- **What you will do**: For each line of the data below that holds "title", copy the line.

- **Stored rows**:
========================================================================

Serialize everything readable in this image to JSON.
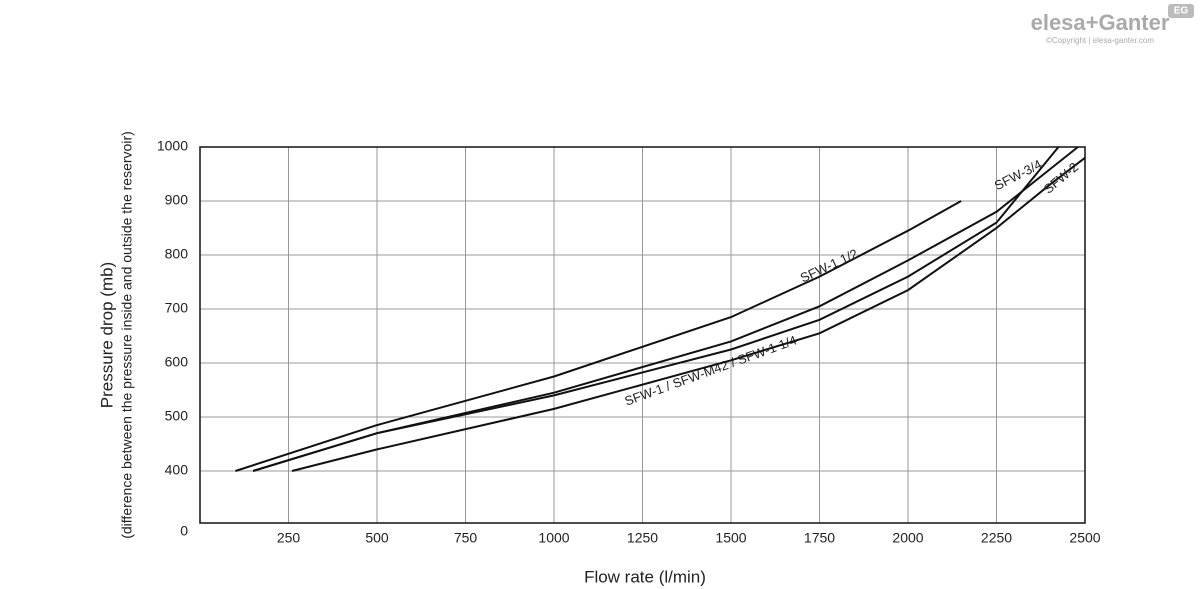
{
  "brand": {
    "name": "elesa+Ganter",
    "copyright": "©Copyright | elesa-ganter.com",
    "badge": "EG"
  },
  "chart_data": {
    "type": "line",
    "x_label": "Flow rate (l/min)",
    "y_label": "Pressure drop (mb)",
    "y_sublabel": "(difference between the pressure inside and outside the reservoir)",
    "xlim": [
      0,
      2500
    ],
    "xticks": [
      250,
      500,
      750,
      1000,
      1250,
      1500,
      1750,
      2000,
      2250,
      2500
    ],
    "ylim": [
      0,
      1000
    ],
    "yticks": [
      0,
      400,
      500,
      600,
      700,
      800,
      900,
      1000
    ],
    "grid": true,
    "series": [
      {
        "name": "SFW-1 1/2",
        "color": "#111111",
        "x": [
          100,
          500,
          1000,
          1500,
          1750,
          2000,
          2150
        ],
        "values": [
          400,
          485,
          575,
          685,
          760,
          845,
          900
        ]
      },
      {
        "name": "SFW-3/4",
        "color": "#111111",
        "x": [
          150,
          500,
          1000,
          1500,
          1750,
          2000,
          2250,
          2480
        ],
        "values": [
          400,
          470,
          545,
          640,
          705,
          790,
          880,
          1000
        ]
      },
      {
        "name": "SFW-1 / SFW-M42 / SFW-1 1/4",
        "color": "#111111",
        "x": [
          150,
          500,
          1000,
          1500,
          1750,
          2000,
          2250,
          2425
        ],
        "values": [
          400,
          470,
          540,
          625,
          680,
          760,
          860,
          1000
        ]
      },
      {
        "name": "SFW-2",
        "color": "#111111",
        "x": [
          260,
          500,
          1000,
          1500,
          1750,
          2000,
          2250,
          2400,
          2500
        ],
        "values": [
          400,
          440,
          515,
          605,
          655,
          735,
          850,
          930,
          980
        ]
      }
    ]
  }
}
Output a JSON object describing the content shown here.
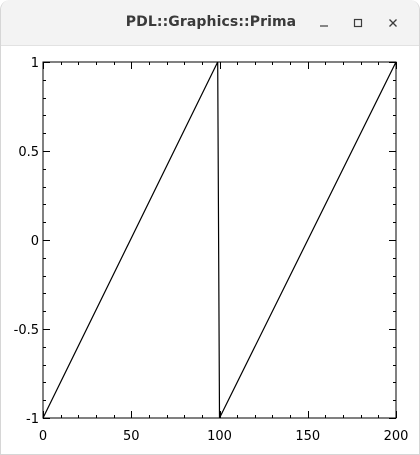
{
  "window": {
    "title": "PDL::Graphics::Prima",
    "controls": {
      "minimize_icon": "minimize-icon",
      "maximize_icon": "maximize-icon",
      "close_icon": "close-icon"
    }
  },
  "chart_data": {
    "type": "line",
    "title": "",
    "xlabel": "",
    "ylabel": "",
    "xlim": [
      0,
      200
    ],
    "ylim": [
      -1,
      1
    ],
    "x_ticks": [
      0,
      50,
      100,
      150,
      200
    ],
    "x_tick_labels": [
      "0",
      "50",
      "100",
      "150",
      "200"
    ],
    "y_ticks": [
      -1,
      -0.5,
      0,
      0.5,
      1
    ],
    "y_tick_labels": [
      "-1",
      "-0.5",
      "0",
      "0.5",
      "1"
    ],
    "grid": false,
    "series": [
      {
        "color": "#000000",
        "x": [
          0,
          99,
          100,
          200
        ],
        "y": [
          -1,
          1,
          -1,
          1
        ]
      }
    ]
  }
}
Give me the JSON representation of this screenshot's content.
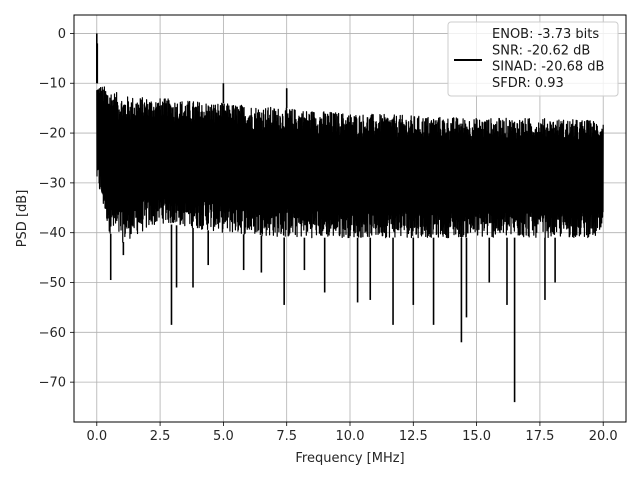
{
  "chart_data": {
    "type": "line",
    "xlabel": "Frequency [MHz]",
    "ylabel": "PSD [dB]",
    "xlim": [
      -0.9,
      20.9
    ],
    "ylim": [
      -78,
      3.7
    ],
    "xticks": [
      0.0,
      2.5,
      5.0,
      7.5,
      10.0,
      12.5,
      15.0,
      17.5,
      20.0
    ],
    "xtick_labels": [
      "0.0",
      "2.5",
      "5.0",
      "7.5",
      "10.0",
      "12.5",
      "15.0",
      "17.5",
      "20.0"
    ],
    "yticks": [
      0,
      -10,
      -20,
      -30,
      -40,
      -50,
      -60,
      -70
    ],
    "ytick_labels": [
      "0",
      "−10",
      "−20",
      "−30",
      "−40",
      "−50",
      "−60",
      "−70"
    ],
    "grid": true,
    "legend_position": "top-right",
    "series": [
      {
        "name": "ENOB: -3.73 bits\nSNR: -20.62 dB\nSINAD: -20.68 dB\nSFDR: 0.93",
        "color": "#000000",
        "envelope_upper": [
          [
            0.0,
            -10
          ],
          [
            0.5,
            -11
          ],
          [
            1.0,
            -12.5
          ],
          [
            2.5,
            -13
          ],
          [
            5.0,
            -14
          ],
          [
            7.5,
            -15
          ],
          [
            10.0,
            -16
          ],
          [
            12.5,
            -16.5
          ],
          [
            15.0,
            -17
          ],
          [
            17.5,
            -17
          ],
          [
            20.0,
            -17.5
          ]
        ],
        "envelope_lower": [
          [
            0.0,
            -30
          ],
          [
            0.5,
            -40
          ],
          [
            1.0,
            -42
          ],
          [
            2.5,
            -38
          ],
          [
            5.0,
            -40
          ],
          [
            7.5,
            -41
          ],
          [
            10.0,
            -41
          ],
          [
            12.5,
            -41
          ],
          [
            15.0,
            -41
          ],
          [
            17.5,
            -41
          ],
          [
            20.0,
            -41
          ]
        ],
        "peaks": [
          [
            0.0,
            0
          ],
          [
            0.02,
            -2
          ],
          [
            5.0,
            -10
          ],
          [
            7.5,
            -11
          ]
        ],
        "dips": [
          [
            0.55,
            -49.5
          ],
          [
            1.05,
            -44.5
          ],
          [
            2.95,
            -58.5
          ],
          [
            3.15,
            -51
          ],
          [
            3.8,
            -51
          ],
          [
            4.4,
            -46.5
          ],
          [
            5.8,
            -47.5
          ],
          [
            6.5,
            -48
          ],
          [
            7.4,
            -54.5
          ],
          [
            8.2,
            -47.5
          ],
          [
            9.0,
            -52
          ],
          [
            10.3,
            -54
          ],
          [
            10.8,
            -53.5
          ],
          [
            11.7,
            -58.5
          ],
          [
            12.5,
            -54.5
          ],
          [
            13.3,
            -58.5
          ],
          [
            14.4,
            -62
          ],
          [
            14.6,
            -57
          ],
          [
            15.5,
            -50
          ],
          [
            16.2,
            -54.5
          ],
          [
            16.5,
            -74
          ],
          [
            17.7,
            -53.5
          ],
          [
            18.1,
            -50
          ]
        ]
      }
    ]
  }
}
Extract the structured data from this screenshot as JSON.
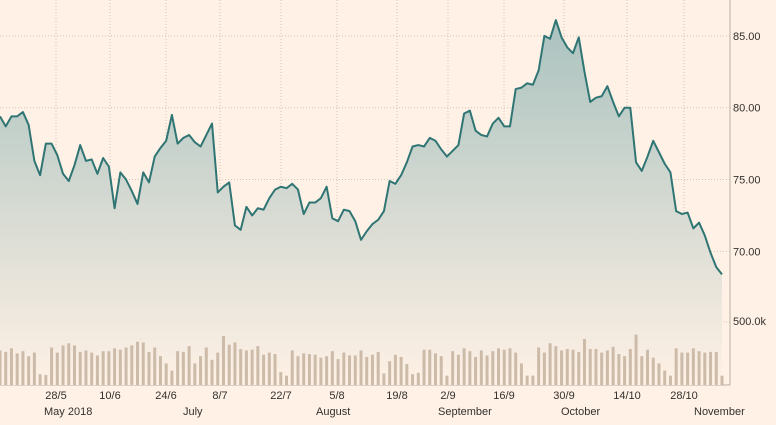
{
  "chart_data": {
    "type": "line",
    "title": "",
    "ylabel": "",
    "xlabel": "",
    "ylim": [
      65.5,
      87.5
    ],
    "y_ticks": [
      "70.00",
      "75.00",
      "80.00",
      "85.00"
    ],
    "volume_label": "500.0k",
    "x_tick_labels": [
      "28/5",
      "10/6",
      "24/6",
      "8/7",
      "22/7",
      "5/8",
      "19/8",
      "2/9",
      "16/9",
      "30/9",
      "14/10",
      "28/10"
    ],
    "month_labels": [
      "May 2018",
      "July",
      "August",
      "September",
      "October",
      "November"
    ],
    "grid": true,
    "series": [
      {
        "values": [
          79.4,
          78.7,
          79.4,
          79.4,
          79.7,
          78.8,
          76.3,
          75.3,
          77.5,
          77.5,
          76.7,
          75.4,
          74.9,
          76.0,
          77.4,
          76.3,
          76.4,
          75.4,
          76.5,
          75.9,
          73.0,
          75.5,
          75.0,
          74.2,
          73.3,
          75.5,
          74.8,
          76.6,
          77.2,
          77.7,
          79.5,
          77.5,
          77.9,
          78.1,
          77.6,
          77.3,
          78.1,
          78.9,
          74.1,
          74.5,
          74.8,
          71.8,
          71.5,
          73.1,
          72.5,
          73.0,
          72.9,
          73.7,
          74.3,
          74.5,
          74.4,
          74.7,
          74.3,
          72.6,
          73.4,
          73.4,
          73.7,
          74.5,
          72.3,
          72.1,
          72.9,
          72.8,
          72.1,
          70.8,
          71.4,
          71.9,
          72.2,
          72.8,
          74.9,
          74.7,
          75.3,
          76.2,
          77.3,
          77.4,
          77.3,
          77.9,
          77.7,
          77.1,
          76.6,
          77.0,
          77.4,
          79.6,
          79.8,
          78.4,
          78.1,
          78.0,
          78.9,
          79.3,
          78.7,
          78.7,
          81.3,
          81.4,
          81.7,
          81.6,
          82.6,
          85.0,
          84.8,
          86.1,
          84.9,
          84.2,
          83.8,
          84.9,
          82.5,
          80.4,
          80.7,
          80.8,
          81.5,
          80.4,
          79.4,
          80.0,
          80.0,
          76.2,
          75.6,
          76.6,
          77.7,
          76.9,
          76.1,
          75.5,
          72.8,
          72.6,
          72.7,
          71.6,
          72.0,
          71.1,
          69.9,
          68.9,
          68.4
        ]
      }
    ],
    "volume": [
      0.48,
      0.46,
      0.51,
      0.44,
      0.47,
      0.4,
      0.45,
      0.15,
      0.14,
      0.52,
      0.45,
      0.55,
      0.58,
      0.55,
      0.46,
      0.48,
      0.45,
      0.41,
      0.47,
      0.47,
      0.51,
      0.49,
      0.52,
      0.55,
      0.6,
      0.59,
      0.46,
      0.52,
      0.4,
      0.3,
      0.2,
      0.47,
      0.46,
      0.54,
      0.3,
      0.4,
      0.52,
      0.35,
      0.45,
      0.68,
      0.56,
      0.59,
      0.5,
      0.48,
      0.49,
      0.54,
      0.42,
      0.45,
      0.43,
      0.18,
      0.13,
      0.48,
      0.4,
      0.44,
      0.43,
      0.42,
      0.38,
      0.4,
      0.47,
      0.36,
      0.45,
      0.41,
      0.41,
      0.48,
      0.39,
      0.42,
      0.46,
      0.16,
      0.33,
      0.42,
      0.39,
      0.29,
      0.15,
      0.17,
      0.49,
      0.49,
      0.44,
      0.4,
      0.13,
      0.47,
      0.42,
      0.51,
      0.47,
      0.39,
      0.48,
      0.41,
      0.47,
      0.51,
      0.49,
      0.51,
      0.45,
      0.3,
      0.13,
      0.13,
      0.52,
      0.45,
      0.58,
      0.54,
      0.48,
      0.5,
      0.49,
      0.46,
      0.64,
      0.5,
      0.5,
      0.45,
      0.48,
      0.53,
      0.43,
      0.4,
      0.5,
      0.7,
      0.4,
      0.49,
      0.38,
      0.3,
      0.2,
      0.13,
      0.51,
      0.45,
      0.45,
      0.51,
      0.47,
      0.45,
      0.46,
      0.46,
      0.13
    ]
  },
  "style": {
    "background": "#fff1e5",
    "line_color": "#2f7574",
    "fill_top": "#aac2bf",
    "fill_bottom": "#fff1e5",
    "volume_color": "#cdbba9",
    "grid_color": "#cfc5ba",
    "text_color": "#33302e"
  }
}
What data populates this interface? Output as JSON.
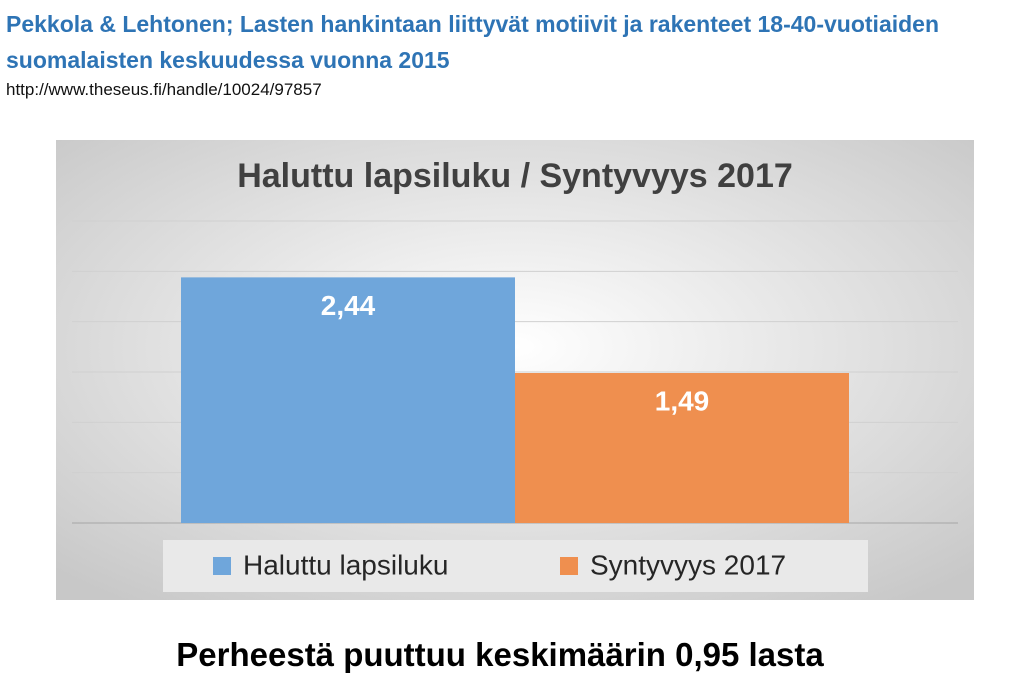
{
  "header": {
    "title": "Pekkola & Lehtonen; Lasten hankintaan liittyvät motiivit ja rakenteet 18-40-vuotiaiden suomalaisten keskuudessa vuonna 2015",
    "source": "http://www.theseus.fi/handle/10024/97857"
  },
  "chart_data": {
    "type": "bar",
    "title": "Haluttu lapsiluku / Syntyvyys 2017",
    "categories": [
      null
    ],
    "series": [
      {
        "name": "Haluttu lapsiluku",
        "color": "#6fa6db",
        "values": [
          2.44
        ],
        "value_labels": [
          "2,44"
        ]
      },
      {
        "name": "Syntyvyys 2017",
        "color": "#ef8f4f",
        "values": [
          1.49
        ],
        "value_labels": [
          "1,49"
        ]
      }
    ],
    "ylim": [
      0,
      3
    ],
    "yticks": [
      0,
      0.5,
      1,
      1.5,
      2,
      2.5,
      3
    ],
    "grid": true,
    "legend": "bottom"
  },
  "footer": {
    "caption": "Perheestä puuttuu keskimäärin 0,95 lasta"
  }
}
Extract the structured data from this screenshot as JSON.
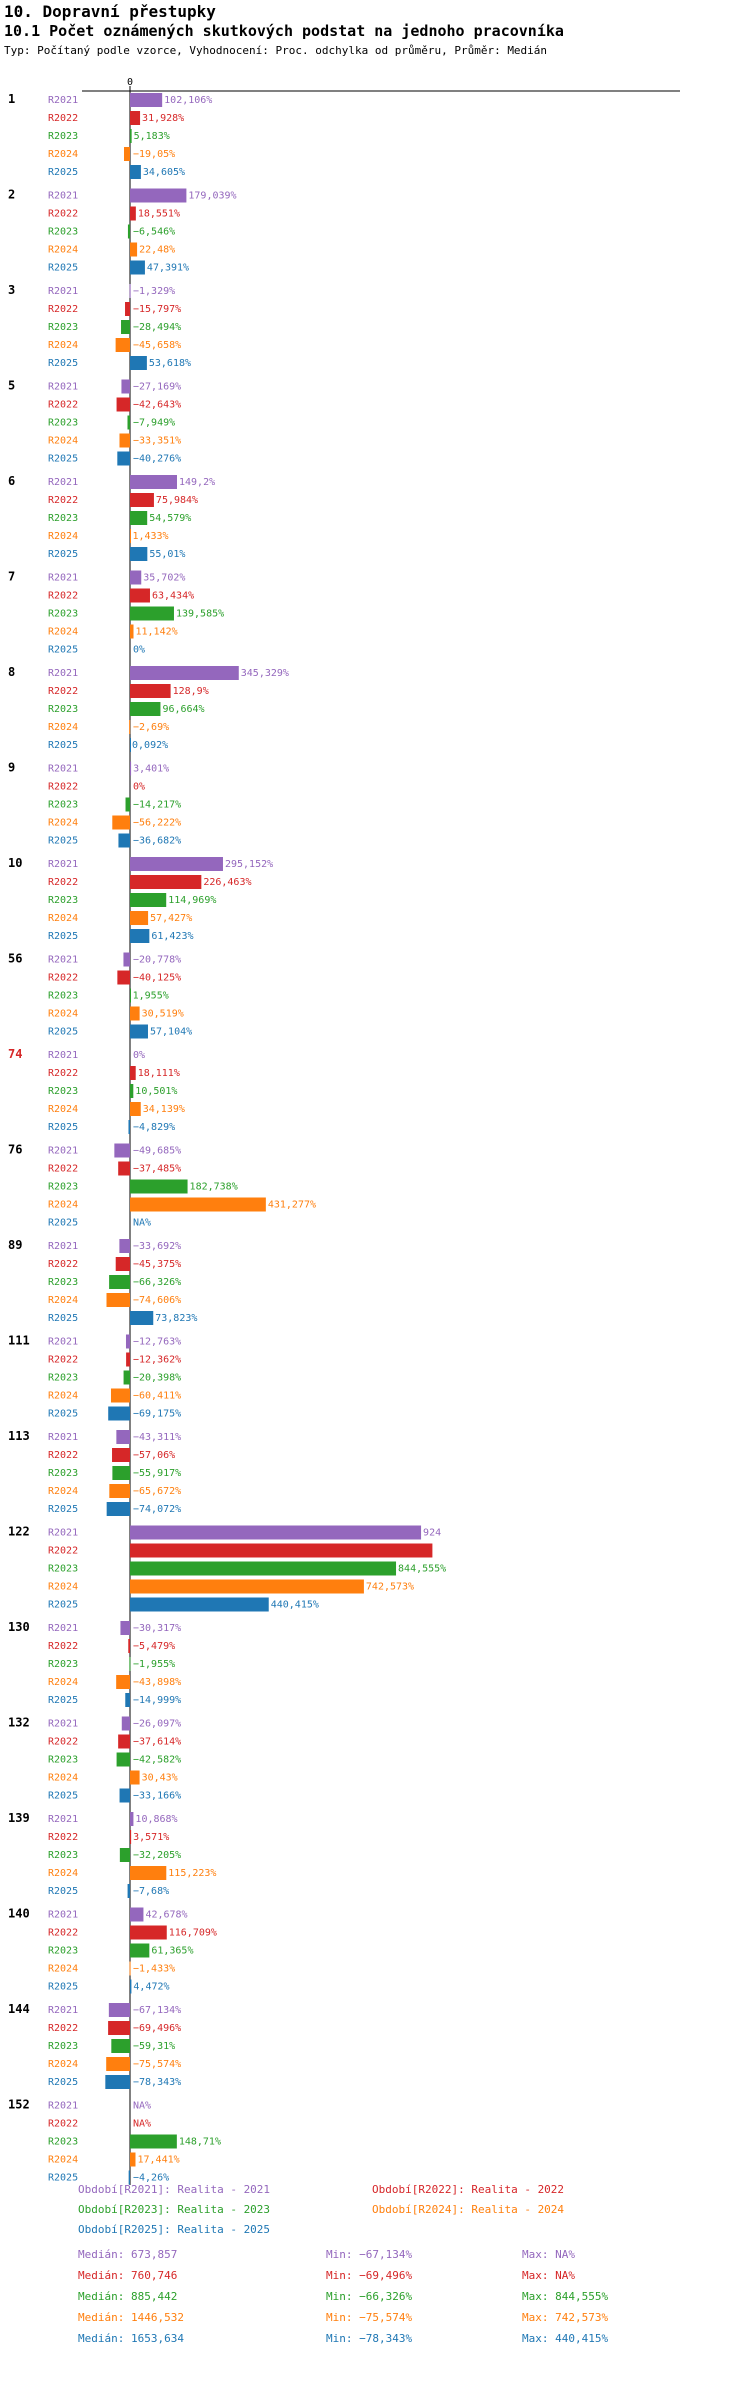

========================================================================

- **Solution to the exercise**:
    "title": "PDL::Graphics::Prima",
    "title": "",
    "title": "",
    "title": "Pekkola & Lehtonen; Lasten hankintaan liittyvät motiivit ja rakenteet 18-40-vuotiaiden suomalaisten keskuudessa vuonna 2015",
    "title": "Haluttu lapsiluku / Syntyvyys 2017",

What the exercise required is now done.